→ **Material provided**:

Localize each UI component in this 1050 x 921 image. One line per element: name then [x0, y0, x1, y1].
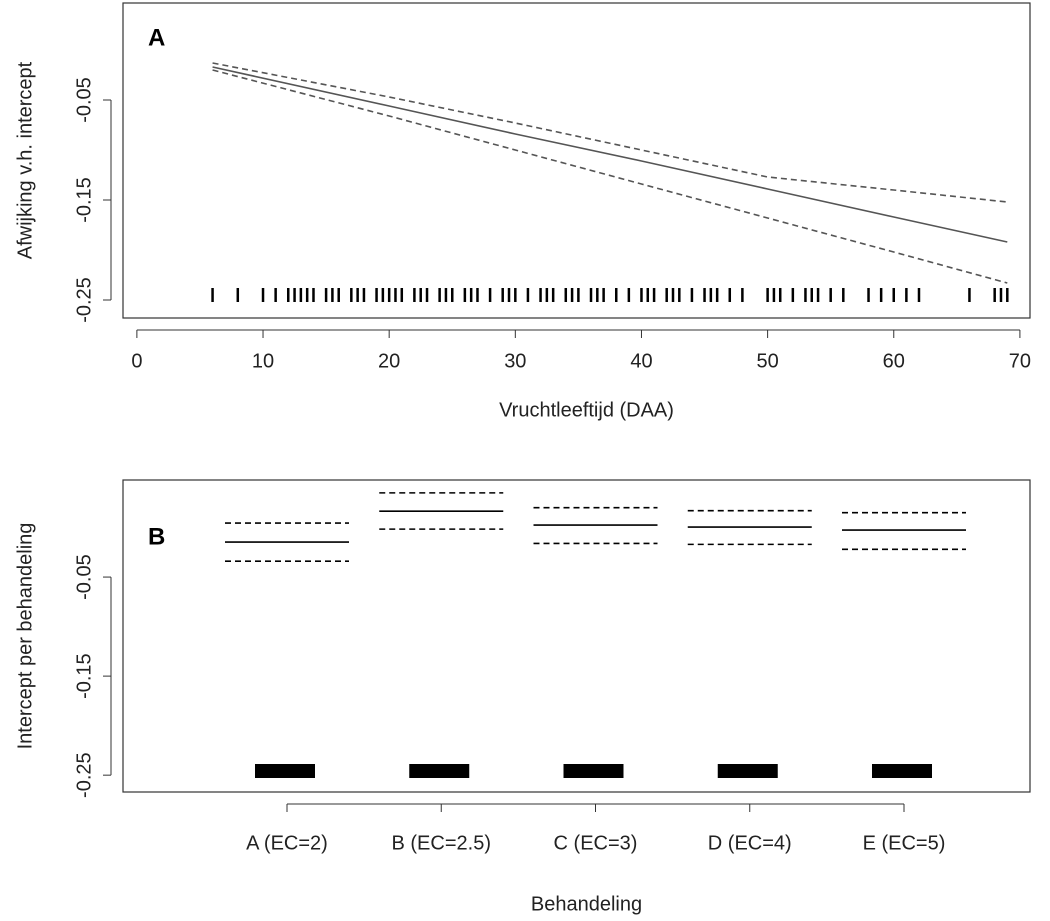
fit-line — [212, 62, 1008, 203]
y-tick-label: -0.15 — [73, 177, 95, 223]
x-tick-label: C (EC=3) — [554, 832, 638, 854]
x-tick-label: 40 — [630, 350, 652, 372]
panel-label: A — [148, 24, 165, 51]
x-tick-label: 20 — [378, 350, 400, 372]
panel-label: B — [148, 523, 165, 550]
x-tick-label: 50 — [756, 350, 778, 372]
y-tick-label: -0.15 — [73, 653, 95, 699]
x-tick-label: A (EC=2) — [246, 832, 328, 854]
x-tick-label: 70 — [1009, 350, 1031, 372]
rug-block — [872, 764, 932, 778]
y-tick-label: -0.25 — [73, 752, 95, 798]
x-tick-label: E (EC=5) — [863, 832, 946, 854]
x-tick-label: 30 — [504, 350, 526, 372]
rug-block — [717, 764, 778, 778]
x-axis-title: Vruchtleeftijd (DAA) — [499, 399, 674, 421]
y-tick-label: -0.25 — [73, 277, 95, 323]
x-tick-label: D (EC=4) — [708, 832, 792, 854]
plot-frame — [122, 479, 1031, 793]
x-tick-label: 10 — [252, 350, 274, 372]
y-tick-label: -0.05 — [73, 77, 95, 123]
y-axis-title: Intercept per behandeling — [14, 523, 36, 750]
y-axis-title: Afwijking v.h. intercept — [14, 61, 36, 259]
y-tick-label: -0.05 — [73, 554, 95, 600]
plot-frame — [122, 2, 1031, 319]
fit-line — [212, 69, 1008, 284]
x-axis-title: Behandeling — [531, 893, 642, 915]
x-tick-label: 60 — [883, 350, 905, 372]
x-tick-label: B (EC=2.5) — [392, 832, 491, 854]
rug-block — [409, 764, 470, 778]
x-tick-label: 0 — [131, 350, 142, 372]
rug-block — [255, 764, 315, 778]
fit-line — [212, 66, 1008, 243]
rug-block — [563, 764, 624, 778]
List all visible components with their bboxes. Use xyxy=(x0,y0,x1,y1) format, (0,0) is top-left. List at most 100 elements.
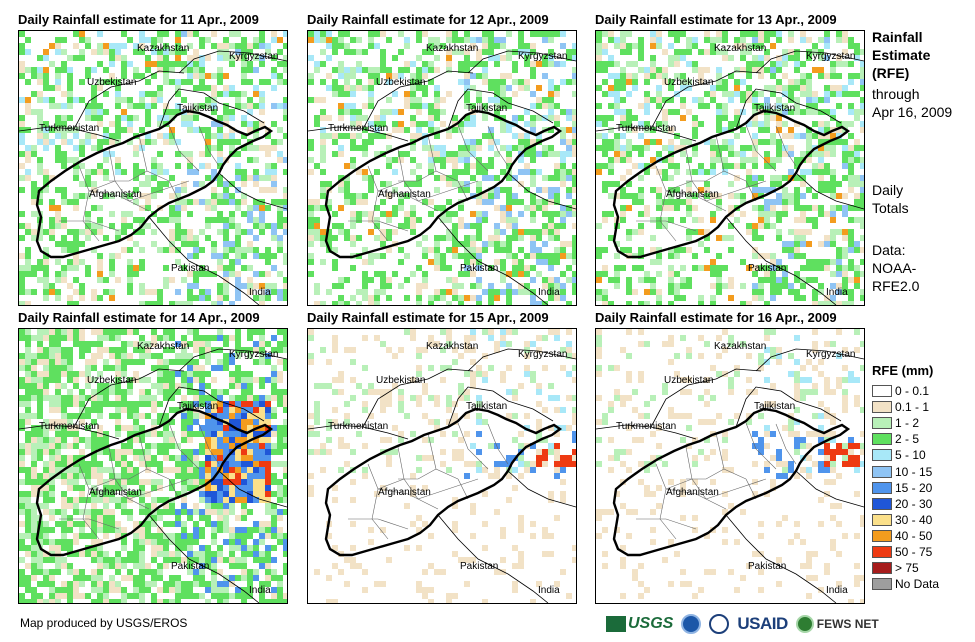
country-border xyxy=(467,50,576,74)
province-border xyxy=(198,125,220,167)
panel-title: Daily Rainfall estimate for 13 Apr., 200… xyxy=(595,12,837,27)
legend-swatch xyxy=(872,449,892,462)
province-border xyxy=(487,423,509,465)
country-label-uzbekistan: Uzbekistan xyxy=(87,77,136,88)
country-label-tajikistan: Tajikistan xyxy=(177,401,218,412)
country-border xyxy=(362,80,429,130)
country-label-kazakhstan: Kazakhstan xyxy=(426,341,478,352)
country-label-pakistan: Pakistan xyxy=(748,561,786,572)
province-border xyxy=(705,180,767,202)
country-border xyxy=(427,70,474,82)
country-border xyxy=(447,386,554,428)
province-border xyxy=(705,478,767,500)
province-border xyxy=(198,423,220,465)
rainfall-grid xyxy=(596,31,864,305)
country-border xyxy=(650,80,717,130)
country-label-kazakhstan: Kazakhstan xyxy=(714,43,766,54)
province-border xyxy=(457,422,489,470)
country-label-tajikistan: Tajikistan xyxy=(754,401,795,412)
country-label-india: India xyxy=(826,287,848,298)
legend-swatch xyxy=(872,417,892,430)
country-border xyxy=(507,470,576,508)
country-label-turkmenistan: Turkmenistan xyxy=(39,421,99,432)
data-line: NOAA- xyxy=(872,260,917,276)
legend-item: 0.1 - 1 xyxy=(872,399,972,415)
country-label-pakistan: Pakistan xyxy=(460,561,498,572)
province-border xyxy=(636,220,697,232)
panel-title: Daily Rainfall estimate for 15 Apr., 200… xyxy=(307,310,549,325)
country-label-uzbekistan: Uzbekistan xyxy=(376,77,425,88)
legend-swatch xyxy=(872,401,892,414)
province-border xyxy=(457,124,489,172)
data-line: Data: xyxy=(872,242,906,258)
country-border xyxy=(178,50,287,74)
country-label-uzbekistan: Uzbekistan xyxy=(87,375,136,386)
country-border xyxy=(735,386,842,428)
map-credit: Map produced by USGS/EROS xyxy=(20,616,188,630)
legend-swatch xyxy=(872,578,892,591)
province-border xyxy=(168,124,200,172)
legend-item: 30 - 40 xyxy=(872,512,972,528)
country-border xyxy=(138,70,185,82)
country-label-afghanistan: Afghanistan xyxy=(378,189,431,200)
legend-label: 40 - 50 xyxy=(895,528,933,543)
country-border xyxy=(362,378,429,428)
country-border xyxy=(467,348,576,372)
province-border xyxy=(398,170,437,182)
country-border xyxy=(158,386,265,428)
country-label-pakistan: Pakistan xyxy=(748,263,786,274)
country-border xyxy=(650,378,717,428)
country-label-turkmenistan: Turkmenistan xyxy=(616,123,676,134)
through-label: through xyxy=(872,86,920,102)
fews-wordmark: FEWS NET xyxy=(816,617,879,631)
legend-swatch xyxy=(872,465,892,478)
country-border xyxy=(437,514,549,603)
country-label-afghanistan: Afghanistan xyxy=(89,487,142,498)
legend-title: RFE (mm) xyxy=(872,363,934,378)
country-label-tajikistan: Tajikistan xyxy=(466,103,507,114)
noaa-logo xyxy=(681,614,702,634)
legend-item: 40 - 50 xyxy=(872,528,972,544)
country-label-afghanistan: Afghanistan xyxy=(666,189,719,200)
panel-title: Daily Rainfall estimate for 12 Apr., 200… xyxy=(307,12,549,27)
province-border xyxy=(457,478,469,500)
province-border xyxy=(348,220,409,232)
country-label-afghanistan: Afghanistan xyxy=(666,487,719,498)
country-border xyxy=(725,514,837,603)
province-border xyxy=(377,478,405,490)
rainfall-grid xyxy=(308,31,576,305)
province-border xyxy=(665,488,727,510)
rainfall-grid xyxy=(596,329,864,603)
legend-item: No Data xyxy=(872,576,972,592)
seal-icon xyxy=(709,614,730,634)
province-border xyxy=(487,125,509,167)
legend-label: 15 - 20 xyxy=(895,480,933,495)
country-border xyxy=(138,368,185,380)
panel-title: Daily Rainfall estimate for 14 Apr., 200… xyxy=(18,310,260,325)
afghanistan-border xyxy=(612,407,851,557)
legend-swatch xyxy=(872,513,892,526)
country-label-turkmenistan: Turkmenistan xyxy=(328,123,388,134)
globe-icon xyxy=(795,615,814,633)
legend-swatch xyxy=(872,545,892,558)
rainfall-map: Kazakhstan Kyrgyzstan Uzbekistan Tajikistan… xyxy=(595,328,865,604)
country-border xyxy=(148,514,260,603)
country-label-tajikistan: Tajikistan xyxy=(466,401,507,412)
province-border xyxy=(168,422,200,470)
country-label-kazakhstan: Kazakhstan xyxy=(426,43,478,54)
province-border xyxy=(686,170,725,182)
legend-label: No Data xyxy=(895,577,940,592)
country-label-afghanistan: Afghanistan xyxy=(378,487,431,498)
afghanistan-border xyxy=(324,407,563,557)
legend-item: 20 - 30 xyxy=(872,496,972,512)
legend-item: > 75 xyxy=(872,560,972,576)
country-border xyxy=(755,348,864,372)
country-border xyxy=(795,470,864,508)
country-border xyxy=(507,172,576,210)
province-border xyxy=(665,180,693,192)
country-label-uzbekistan: Uzbekistan xyxy=(664,77,713,88)
country-border xyxy=(715,368,762,380)
logo-strip: USGS USAID FEWS NET xyxy=(606,611,887,637)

→ **Task instructions**: Print out all of the material above line for line and unchanged, leaving out the pictures.

→ **Solution to the problem**:
Localize each UI component in this 1050 x 921 image. One line per element: name then [x0, y0, x1, y1].
fit-line — [212, 62, 1008, 203]
y-tick-label: -0.15 — [73, 177, 95, 223]
x-tick-label: C (EC=3) — [554, 832, 638, 854]
x-tick-label: 40 — [630, 350, 652, 372]
panel-label: A — [148, 24, 165, 51]
x-tick-label: 20 — [378, 350, 400, 372]
panel-label: B — [148, 523, 165, 550]
x-tick-label: 50 — [756, 350, 778, 372]
y-tick-label: -0.15 — [73, 653, 95, 699]
x-tick-label: A (EC=2) — [246, 832, 328, 854]
x-tick-label: 70 — [1009, 350, 1031, 372]
rug-block — [872, 764, 932, 778]
y-tick-label: -0.25 — [73, 752, 95, 798]
x-tick-label: E (EC=5) — [863, 832, 946, 854]
x-tick-label: 30 — [504, 350, 526, 372]
rug-block — [717, 764, 778, 778]
x-axis-title: Vruchtleeftijd (DAA) — [499, 399, 674, 421]
y-tick-label: -0.25 — [73, 277, 95, 323]
x-tick-label: D (EC=4) — [708, 832, 792, 854]
plot-frame — [122, 479, 1031, 793]
x-tick-label: 10 — [252, 350, 274, 372]
y-tick-label: -0.05 — [73, 77, 95, 123]
y-axis-title: Intercept per behandeling — [14, 523, 36, 750]
y-axis-title: Afwijking v.h. intercept — [14, 61, 36, 259]
y-tick-label: -0.05 — [73, 554, 95, 600]
plot-frame — [122, 2, 1031, 319]
fit-line — [212, 69, 1008, 284]
x-axis-title: Behandeling — [531, 893, 642, 915]
x-tick-label: 60 — [883, 350, 905, 372]
x-tick-label: B (EC=2.5) — [392, 832, 491, 854]
rug-block — [409, 764, 470, 778]
x-tick-label: 0 — [131, 350, 142, 372]
rug-block — [255, 764, 315, 778]
fit-line — [212, 66, 1008, 243]
rug-block — [563, 764, 624, 778]
List all visible components with their bboxes. Use xyxy=(x0,y0,x1,y1) format, (0,0) is top-left. List at most 100 elements.
country-border xyxy=(467,50,576,74)
province-border xyxy=(198,125,220,167)
panel-title: Daily Rainfall estimate for 13 Apr., 200… xyxy=(595,12,837,27)
legend-swatch xyxy=(872,449,892,462)
province-border xyxy=(487,423,509,465)
country-label-uzbekistan: Uzbekistan xyxy=(87,77,136,88)
country-label-tajikistan: Tajikistan xyxy=(177,401,218,412)
country-border xyxy=(362,80,429,130)
country-label-kazakhstan: Kazakhstan xyxy=(426,341,478,352)
country-label-pakistan: Pakistan xyxy=(748,561,786,572)
province-border xyxy=(705,180,767,202)
country-border xyxy=(427,70,474,82)
country-border xyxy=(447,386,554,428)
province-border xyxy=(705,478,767,500)
province-border xyxy=(198,423,220,465)
rainfall-grid xyxy=(596,31,864,305)
country-border xyxy=(650,80,717,130)
country-label-kazakhstan: Kazakhstan xyxy=(714,43,766,54)
province-border xyxy=(457,422,489,470)
country-label-tajikistan: Tajikistan xyxy=(754,401,795,412)
country-label-india: India xyxy=(826,287,848,298)
legend-swatch xyxy=(872,417,892,430)
country-border xyxy=(507,470,576,508)
country-label-turkmenistan: Turkmenistan xyxy=(39,421,99,432)
data-line: NOAA- xyxy=(872,260,917,276)
legend-item: 0.1 - 1 xyxy=(872,399,972,415)
country-label-pakistan: Pakistan xyxy=(460,561,498,572)
province-border xyxy=(636,220,697,232)
panel-title: Daily Rainfall estimate for 15 Apr., 200… xyxy=(307,310,549,325)
country-label-uzbekistan: Uzbekistan xyxy=(376,77,425,88)
legend-swatch xyxy=(872,401,892,414)
province-border xyxy=(457,124,489,172)
data-line: Data: xyxy=(872,242,906,258)
country-border xyxy=(178,50,287,74)
country-label-uzbekistan: Uzbekistan xyxy=(87,375,136,386)
country-border xyxy=(735,386,842,428)
map-credit: Map produced by USGS/EROS xyxy=(20,616,188,630)
legend-swatch xyxy=(872,578,892,591)
province-border xyxy=(168,124,200,172)
legend-item: 30 - 40 xyxy=(872,512,972,528)
country-border xyxy=(138,70,185,82)
country-label-afghanistan: Afghanistan xyxy=(378,189,431,200)
legend-label: 40 - 50 xyxy=(895,528,933,543)
country-border xyxy=(362,378,429,428)
country-border xyxy=(467,348,576,372)
province-border xyxy=(398,170,437,182)
country-border xyxy=(158,386,265,428)
country-label-pakistan: Pakistan xyxy=(748,263,786,274)
country-border xyxy=(650,378,717,428)
country-label-turkmenistan: Turkmenistan xyxy=(616,123,676,134)
through-label: through xyxy=(872,86,920,102)
fews-wordmark: FEWS NET xyxy=(816,617,879,631)
legend-swatch xyxy=(872,465,892,478)
country-border xyxy=(437,514,549,603)
country-label-afghanistan: Afghanistan xyxy=(89,487,142,498)
legend-title: RFE (mm) xyxy=(872,363,934,378)
country-label-tajikistan: Tajikistan xyxy=(466,103,507,114)
noaa-logo xyxy=(681,614,702,634)
legend-item: 40 - 50 xyxy=(872,528,972,544)
country-label-afghanistan: Afghanistan xyxy=(666,189,719,200)
panel-title: Daily Rainfall estimate for 12 Apr., 200… xyxy=(307,12,549,27)
province-border xyxy=(457,478,469,500)
province-border xyxy=(348,220,409,232)
country-label-afghanistan: Afghanistan xyxy=(666,487,719,498)
country-border xyxy=(725,514,837,603)
province-border xyxy=(377,478,405,490)
rainfall-grid xyxy=(308,31,576,305)
province-border xyxy=(665,488,727,510)
rainfall-grid xyxy=(596,329,864,603)
legend-item: No Data xyxy=(872,576,972,592)
seal-icon xyxy=(709,614,730,634)
province-border xyxy=(487,125,509,167)
legend-label: 15 - 20 xyxy=(895,480,933,495)
country-border xyxy=(138,368,185,380)
panel-title: Daily Rainfall estimate for 14 Apr., 200… xyxy=(18,310,260,325)
afghanistan-border xyxy=(612,407,851,557)
legend-swatch xyxy=(872,513,892,526)
country-label-turkmenistan: Turkmenistan xyxy=(328,123,388,134)
globe-icon xyxy=(795,615,814,633)
legend-swatch xyxy=(872,545,892,558)
rainfall-map: Kazakhstan Kyrgyzstan Uzbekistan Tajikistan… xyxy=(595,328,865,604)
country-border xyxy=(148,514,260,603)
country-label-tajikistan: Tajikistan xyxy=(466,401,507,412)
province-border xyxy=(168,422,200,470)
country-label-kazakhstan: Kazakhstan xyxy=(426,43,478,54)
province-border xyxy=(686,170,725,182)
legend-label: No Data xyxy=(895,577,940,592)
country-label-afghanistan: Afghanistan xyxy=(378,487,431,498)
afghanistan-border xyxy=(324,407,563,557)
legend-item: 20 - 30 xyxy=(872,496,972,512)
legend-item: > 75 xyxy=(872,560,972,576)
country-border xyxy=(755,348,864,372)
country-border xyxy=(795,470,864,508)
country-border xyxy=(507,172,576,210)
province-border xyxy=(665,180,693,192)
country-label-uzbekistan: Uzbekistan xyxy=(664,77,713,88)
country-border xyxy=(715,368,762,380)
logo-strip: USGS USAID FEWS NET xyxy=(606,611,887,637)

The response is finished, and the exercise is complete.